• WORK TO COMPLETE
The data must be written out once more, precisely as given.

• PROVIDED MATERIAL
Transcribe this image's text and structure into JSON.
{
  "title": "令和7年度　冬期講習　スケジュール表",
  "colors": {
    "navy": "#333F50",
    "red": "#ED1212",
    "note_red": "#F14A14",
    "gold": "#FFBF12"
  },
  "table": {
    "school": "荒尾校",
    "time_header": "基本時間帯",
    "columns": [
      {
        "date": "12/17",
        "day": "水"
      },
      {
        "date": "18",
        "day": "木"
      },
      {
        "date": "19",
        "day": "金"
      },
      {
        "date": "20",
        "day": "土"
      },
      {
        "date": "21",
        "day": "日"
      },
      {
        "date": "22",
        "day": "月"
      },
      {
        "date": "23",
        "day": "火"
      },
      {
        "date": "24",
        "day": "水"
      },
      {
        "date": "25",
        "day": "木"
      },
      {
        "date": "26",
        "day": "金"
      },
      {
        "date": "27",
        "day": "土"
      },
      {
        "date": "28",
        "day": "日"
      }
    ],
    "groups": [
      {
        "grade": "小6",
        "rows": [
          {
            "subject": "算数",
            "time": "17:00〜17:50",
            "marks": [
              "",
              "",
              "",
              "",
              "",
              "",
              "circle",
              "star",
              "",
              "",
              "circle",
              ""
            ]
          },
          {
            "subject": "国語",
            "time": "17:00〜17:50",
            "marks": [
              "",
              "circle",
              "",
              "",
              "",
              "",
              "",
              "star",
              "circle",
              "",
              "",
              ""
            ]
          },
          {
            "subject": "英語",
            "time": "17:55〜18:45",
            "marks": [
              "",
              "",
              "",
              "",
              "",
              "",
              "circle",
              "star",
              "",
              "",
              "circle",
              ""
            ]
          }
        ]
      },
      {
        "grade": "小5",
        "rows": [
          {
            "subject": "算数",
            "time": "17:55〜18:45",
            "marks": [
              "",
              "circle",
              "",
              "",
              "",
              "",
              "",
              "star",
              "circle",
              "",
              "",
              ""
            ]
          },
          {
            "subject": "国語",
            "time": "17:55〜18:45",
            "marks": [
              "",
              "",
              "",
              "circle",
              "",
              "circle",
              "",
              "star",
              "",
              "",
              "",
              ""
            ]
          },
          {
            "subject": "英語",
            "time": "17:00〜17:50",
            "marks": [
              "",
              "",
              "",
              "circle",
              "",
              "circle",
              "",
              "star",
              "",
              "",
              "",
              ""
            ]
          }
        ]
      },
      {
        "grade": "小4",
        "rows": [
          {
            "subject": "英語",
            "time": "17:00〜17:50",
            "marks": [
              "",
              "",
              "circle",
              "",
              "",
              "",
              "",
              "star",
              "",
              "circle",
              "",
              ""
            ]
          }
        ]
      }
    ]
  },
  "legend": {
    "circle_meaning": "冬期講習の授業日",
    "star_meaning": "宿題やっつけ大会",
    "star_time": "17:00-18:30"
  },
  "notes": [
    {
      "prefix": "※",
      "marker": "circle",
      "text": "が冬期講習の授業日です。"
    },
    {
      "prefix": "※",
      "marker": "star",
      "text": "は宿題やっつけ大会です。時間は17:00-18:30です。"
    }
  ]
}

• RESULT
Transcribe this image's text and structure into JSON.
{
  "title": "令和7年度　冬期講習　スケジュール表",
  "colors": {
    "navy": "#333F50",
    "red": "#ED1212",
    "note_red": "#F14A14",
    "gold": "#FFBF12"
  },
  "table": {
    "school": "荒尾校",
    "time_header": "基本時間帯",
    "columns": [
      {
        "date": "12/17",
        "day": "水"
      },
      {
        "date": "18",
        "day": "木"
      },
      {
        "date": "19",
        "day": "金"
      },
      {
        "date": "20",
        "day": "土"
      },
      {
        "date": "21",
        "day": "日"
      },
      {
        "date": "22",
        "day": "月"
      },
      {
        "date": "23",
        "day": "火"
      },
      {
        "date": "24",
        "day": "水"
      },
      {
        "date": "25",
        "day": "木"
      },
      {
        "date": "26",
        "day": "金"
      },
      {
        "date": "27",
        "day": "土"
      },
      {
        "date": "28",
        "day": "日"
      }
    ],
    "groups": [
      {
        "grade": "小6",
        "rows": [
          {
            "subject": "算数",
            "time": "17:00〜17:50",
            "marks": [
              "",
              "",
              "",
              "",
              "",
              "",
              "circle",
              "star",
              "",
              "",
              "circle",
              ""
            ]
          },
          {
            "subject": "国語",
            "time": "17:00〜17:50",
            "marks": [
              "",
              "circle",
              "",
              "",
              "",
              "",
              "",
              "star",
              "circle",
              "",
              "",
              ""
            ]
          },
          {
            "subject": "英語",
            "time": "17:55〜18:45",
            "marks": [
              "",
              "",
              "",
              "",
              "",
              "",
              "circle",
              "star",
              "",
              "",
              "circle",
              ""
            ]
          }
        ]
      },
      {
        "grade": "小5",
        "rows": [
          {
            "subject": "算数",
            "time": "17:55〜18:45",
            "marks": [
              "",
              "circle",
              "",
              "",
              "",
              "",
              "",
              "star",
              "circle",
              "",
              "",
              ""
            ]
          },
          {
            "subject": "国語",
            "time": "17:55〜18:45",
            "marks": [
              "",
              "",
              "",
              "circle",
              "",
              "circle",
              "",
              "star",
              "",
              "",
              "",
              ""
            ]
          },
          {
            "subject": "英語",
            "time": "17:00〜17:50",
            "marks": [
              "",
              "",
              "",
              "circle",
              "",
              "circle",
              "",
              "star",
              "",
              "",
              "",
              ""
            ]
          }
        ]
      },
      {
        "grade": "小4",
        "rows": [
          {
            "subject": "英語",
            "time": "17:00〜17:50",
            "marks": [
              "",
              "",
              "circle",
              "",
              "",
              "",
              "",
              "star",
              "",
              "circle",
              "",
              ""
            ]
          }
        ]
      }
    ]
  },
  "legend": {
    "circle_meaning": "冬期講習の授業日",
    "star_meaning": "宿題やっつけ大会",
    "star_time": "17:00-18:30"
  },
  "notes": [
    {
      "prefix": "※",
      "marker": "circle",
      "text": "が冬期講習の授業日です。"
    },
    {
      "prefix": "※",
      "marker": "star",
      "text": "は宿題やっつけ大会です。時間は17:00-18:30です。"
    }
  ]
}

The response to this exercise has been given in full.